• **Aim**
Make an exact copy of the entries, and keep any pictures out of it.

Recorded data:
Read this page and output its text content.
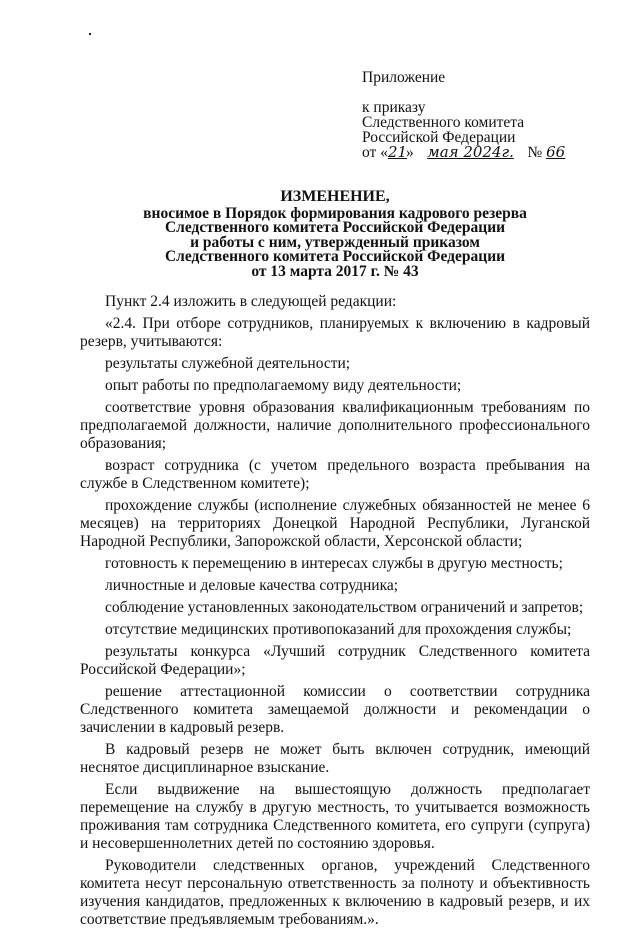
Приложение
к приказу
Следственного комитета
Российской Федерации
от «21» мая 2024г. № 66
ИЗМЕНЕНИЕ,
вносимое в Порядок формирования кадрового резерва
Следственного комитета Российской Федерации
и работы с ним, утвержденный приказом
Следственного комитета Российской Федерации
от 13 марта 2017 г. № 43

Пункт 2.4 изложить в следующей редакции:

«2.4. При отборе сотрудников, планируемых к включению в кадровый резерв, учитываются:

результаты служебной деятельности;

опыт работы по предполагаемому виду деятельности;

соответствие уровня образования квалификационным требованиям по предполагаемой должности, наличие дополнительного профессионального образования;

возраст сотрудника (с учетом предельного возраста пребывания на службе в Следственном комитете);

прохождение службы (исполнение служебных обязанностей не менее 6 месяцев) на территориях Донецкой Народной Республики, Луганской Народной Республики, Запорожской области, Херсонской области;

готовность к перемещению в интересах службы в другую местность;

личностные и деловые качества сотрудника;

соблюдение установленных законодательством ограничений и запретов;

отсутствие медицинских противопоказаний для прохождения службы;

результаты конкурса «Лучший сотрудник Следственного комитета Российской Федерации»;

решение аттестационной комиссии о соответствии сотрудника Следственного комитета замещаемой должности и рекомендации о зачислении в кадровый резерв.

В кадровый резерв не может быть включен сотрудник, имеющий неснятое дисциплинарное взыскание.

Если выдвижение на вышестоящую должность предполагает перемещение на службу в другую местность, то учитывается возможность проживания там сотрудника Следственного комитета, его супруги (супруга) и несовершеннолетних детей по состоянию здоровья.

Руководители следственных органов, учреждений Следственного комитета несут персональную ответственность за полноту и объективность изучения кандидатов, предложенных к включению в кадровый резерв, и их соответствие предъявляемым требованиям.».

• **Exercise output**
Read this page and output its text content.
Приложение
к приказу
Следственного комитета
Российской Федерации
от «21» мая 2024г. № 66
ИЗМЕНЕНИЕ,
вносимое в Порядок формирования кадрового резерва
Следственного комитета Российской Федерации
и работы с ним, утвержденный приказом
Следственного комитета Российской Федерации
от 13 марта 2017 г. № 43

Пункт 2.4 изложить в следующей редакции:

«2.4. При отборе сотрудников, планируемых к включению в кадровый резерв, учитываются:

результаты служебной деятельности;

опыт работы по предполагаемому виду деятельности;

соответствие уровня образования квалификационным требованиям по предполагаемой должности, наличие дополнительного профессионального образования;

возраст сотрудника (с учетом предельного возраста пребывания на службе в Следственном комитете);

прохождение службы (исполнение служебных обязанностей не менее 6 месяцев) на территориях Донецкой Народной Республики, Луганской Народной Республики, Запорожской области, Херсонской области;

готовность к перемещению в интересах службы в другую местность;

личностные и деловые качества сотрудника;

соблюдение установленных законодательством ограничений и запретов;

отсутствие медицинских противопоказаний для прохождения службы;

результаты конкурса «Лучший сотрудник Следственного комитета Российской Федерации»;

решение аттестационной комиссии о соответствии сотрудника Следственного комитета замещаемой должности и рекомендации о зачислении в кадровый резерв.

В кадровый резерв не может быть включен сотрудник, имеющий неснятое дисциплинарное взыскание.

Если выдвижение на вышестоящую должность предполагает перемещение на службу в другую местность, то учитывается возможность проживания там сотрудника Следственного комитета, его супруги (супруга) и несовершеннолетних детей по состоянию здоровья.

Руководители следственных органов, учреждений Следственного комитета несут персональную ответственность за полноту и объективность изучения кандидатов, предложенных к включению в кадровый резерв, и их соответствие предъявляемым требованиям.».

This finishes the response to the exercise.